# Data to use start

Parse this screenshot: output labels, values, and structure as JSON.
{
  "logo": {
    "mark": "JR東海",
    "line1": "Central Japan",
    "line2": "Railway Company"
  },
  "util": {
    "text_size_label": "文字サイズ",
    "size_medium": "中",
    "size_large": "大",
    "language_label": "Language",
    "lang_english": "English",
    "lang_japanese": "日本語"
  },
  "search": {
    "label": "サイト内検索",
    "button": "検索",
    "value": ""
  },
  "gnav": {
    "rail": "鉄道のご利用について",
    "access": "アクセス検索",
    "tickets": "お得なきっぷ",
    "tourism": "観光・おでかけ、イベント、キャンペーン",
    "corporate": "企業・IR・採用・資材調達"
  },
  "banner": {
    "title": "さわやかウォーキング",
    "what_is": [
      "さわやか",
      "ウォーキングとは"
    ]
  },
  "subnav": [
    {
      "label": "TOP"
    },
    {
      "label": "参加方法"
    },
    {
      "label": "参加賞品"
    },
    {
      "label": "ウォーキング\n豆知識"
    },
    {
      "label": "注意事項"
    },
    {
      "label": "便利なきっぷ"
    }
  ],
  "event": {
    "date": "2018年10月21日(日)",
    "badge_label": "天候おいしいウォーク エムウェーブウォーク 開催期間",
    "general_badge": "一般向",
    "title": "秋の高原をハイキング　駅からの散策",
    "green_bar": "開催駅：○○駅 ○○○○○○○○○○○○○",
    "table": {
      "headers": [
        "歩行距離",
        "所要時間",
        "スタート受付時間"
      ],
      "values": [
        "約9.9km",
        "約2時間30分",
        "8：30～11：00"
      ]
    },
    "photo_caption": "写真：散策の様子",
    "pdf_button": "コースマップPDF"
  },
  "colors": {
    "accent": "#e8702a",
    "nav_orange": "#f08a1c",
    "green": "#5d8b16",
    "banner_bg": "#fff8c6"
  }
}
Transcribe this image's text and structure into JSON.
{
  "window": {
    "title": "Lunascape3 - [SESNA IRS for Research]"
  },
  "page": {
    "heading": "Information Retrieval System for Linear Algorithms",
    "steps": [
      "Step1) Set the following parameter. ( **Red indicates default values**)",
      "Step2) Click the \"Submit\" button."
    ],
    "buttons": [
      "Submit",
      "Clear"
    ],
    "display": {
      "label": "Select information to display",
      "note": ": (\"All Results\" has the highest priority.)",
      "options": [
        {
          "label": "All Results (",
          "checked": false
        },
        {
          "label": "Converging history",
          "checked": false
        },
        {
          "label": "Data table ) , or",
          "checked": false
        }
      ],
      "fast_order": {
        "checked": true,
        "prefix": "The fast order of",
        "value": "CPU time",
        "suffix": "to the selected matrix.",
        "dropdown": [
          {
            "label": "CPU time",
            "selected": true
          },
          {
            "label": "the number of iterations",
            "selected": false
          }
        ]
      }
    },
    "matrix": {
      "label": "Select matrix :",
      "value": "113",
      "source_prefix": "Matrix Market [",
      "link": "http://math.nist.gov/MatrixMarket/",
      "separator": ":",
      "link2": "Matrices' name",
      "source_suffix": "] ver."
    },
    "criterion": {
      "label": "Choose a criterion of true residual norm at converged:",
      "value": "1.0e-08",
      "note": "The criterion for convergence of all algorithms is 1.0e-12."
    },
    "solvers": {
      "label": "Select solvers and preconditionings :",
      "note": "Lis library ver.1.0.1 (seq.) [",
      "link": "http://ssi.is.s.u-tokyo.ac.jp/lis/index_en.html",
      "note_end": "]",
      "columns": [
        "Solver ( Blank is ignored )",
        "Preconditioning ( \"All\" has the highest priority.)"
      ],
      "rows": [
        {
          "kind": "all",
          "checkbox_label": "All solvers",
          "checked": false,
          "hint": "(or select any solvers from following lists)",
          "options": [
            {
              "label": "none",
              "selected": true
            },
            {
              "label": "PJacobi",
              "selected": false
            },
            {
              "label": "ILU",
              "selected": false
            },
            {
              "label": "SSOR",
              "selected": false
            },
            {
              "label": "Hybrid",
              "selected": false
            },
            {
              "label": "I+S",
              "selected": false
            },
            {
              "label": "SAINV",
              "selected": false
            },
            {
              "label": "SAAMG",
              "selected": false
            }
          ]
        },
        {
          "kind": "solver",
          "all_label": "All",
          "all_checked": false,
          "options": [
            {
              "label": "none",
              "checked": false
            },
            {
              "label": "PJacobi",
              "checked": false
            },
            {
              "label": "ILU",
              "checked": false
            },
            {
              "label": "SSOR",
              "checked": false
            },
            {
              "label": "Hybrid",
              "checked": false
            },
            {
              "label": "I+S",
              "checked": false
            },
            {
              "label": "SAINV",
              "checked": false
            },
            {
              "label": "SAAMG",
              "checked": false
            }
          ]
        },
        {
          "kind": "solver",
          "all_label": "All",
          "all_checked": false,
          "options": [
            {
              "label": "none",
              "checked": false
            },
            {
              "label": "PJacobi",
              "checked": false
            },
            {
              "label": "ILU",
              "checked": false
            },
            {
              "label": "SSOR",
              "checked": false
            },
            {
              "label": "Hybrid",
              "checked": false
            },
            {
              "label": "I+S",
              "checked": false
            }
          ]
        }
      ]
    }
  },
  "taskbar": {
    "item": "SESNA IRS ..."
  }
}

# Data to use end
# Data to use start

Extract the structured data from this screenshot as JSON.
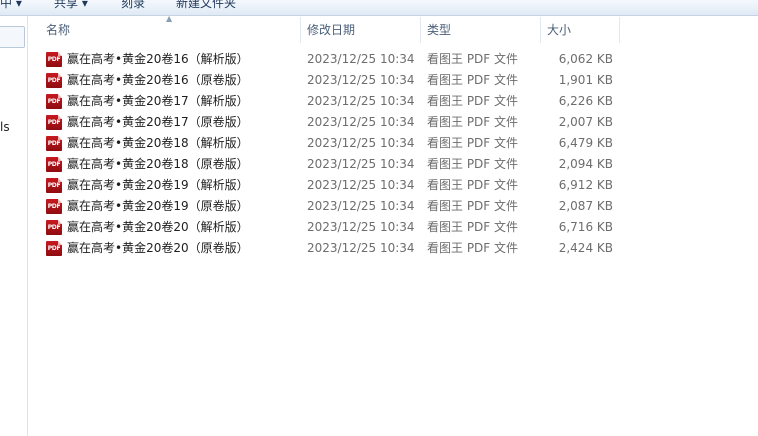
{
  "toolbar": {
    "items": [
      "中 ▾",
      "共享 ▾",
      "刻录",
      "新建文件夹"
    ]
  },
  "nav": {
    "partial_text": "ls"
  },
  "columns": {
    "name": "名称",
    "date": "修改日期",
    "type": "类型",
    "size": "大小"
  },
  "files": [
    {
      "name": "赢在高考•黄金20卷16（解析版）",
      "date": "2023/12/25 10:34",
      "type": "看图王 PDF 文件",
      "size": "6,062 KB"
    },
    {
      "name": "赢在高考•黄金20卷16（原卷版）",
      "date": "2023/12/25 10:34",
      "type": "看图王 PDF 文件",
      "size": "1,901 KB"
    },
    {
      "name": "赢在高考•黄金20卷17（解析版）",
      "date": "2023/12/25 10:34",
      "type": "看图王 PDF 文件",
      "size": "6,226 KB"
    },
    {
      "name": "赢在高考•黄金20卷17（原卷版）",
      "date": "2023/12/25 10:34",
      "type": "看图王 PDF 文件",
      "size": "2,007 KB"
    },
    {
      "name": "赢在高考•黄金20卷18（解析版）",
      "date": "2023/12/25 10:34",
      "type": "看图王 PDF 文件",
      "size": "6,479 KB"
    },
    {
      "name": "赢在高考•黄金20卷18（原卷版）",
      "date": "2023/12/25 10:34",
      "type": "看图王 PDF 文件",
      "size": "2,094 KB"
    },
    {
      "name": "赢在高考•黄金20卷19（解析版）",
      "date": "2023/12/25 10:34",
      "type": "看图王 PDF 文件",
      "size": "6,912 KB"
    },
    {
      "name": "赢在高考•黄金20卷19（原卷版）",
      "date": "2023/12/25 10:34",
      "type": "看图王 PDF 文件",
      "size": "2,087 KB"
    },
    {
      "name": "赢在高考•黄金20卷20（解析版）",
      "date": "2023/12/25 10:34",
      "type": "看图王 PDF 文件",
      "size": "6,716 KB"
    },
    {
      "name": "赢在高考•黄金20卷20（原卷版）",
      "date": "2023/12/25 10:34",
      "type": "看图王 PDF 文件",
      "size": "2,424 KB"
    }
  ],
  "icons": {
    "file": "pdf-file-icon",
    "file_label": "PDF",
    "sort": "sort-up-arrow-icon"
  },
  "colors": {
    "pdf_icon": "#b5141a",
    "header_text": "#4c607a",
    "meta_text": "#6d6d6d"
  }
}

# Data to use end

Written exercise =
From the entries above, pull out each line that includes "display".

Output below =
    "display": {
      "label": "Select information to display",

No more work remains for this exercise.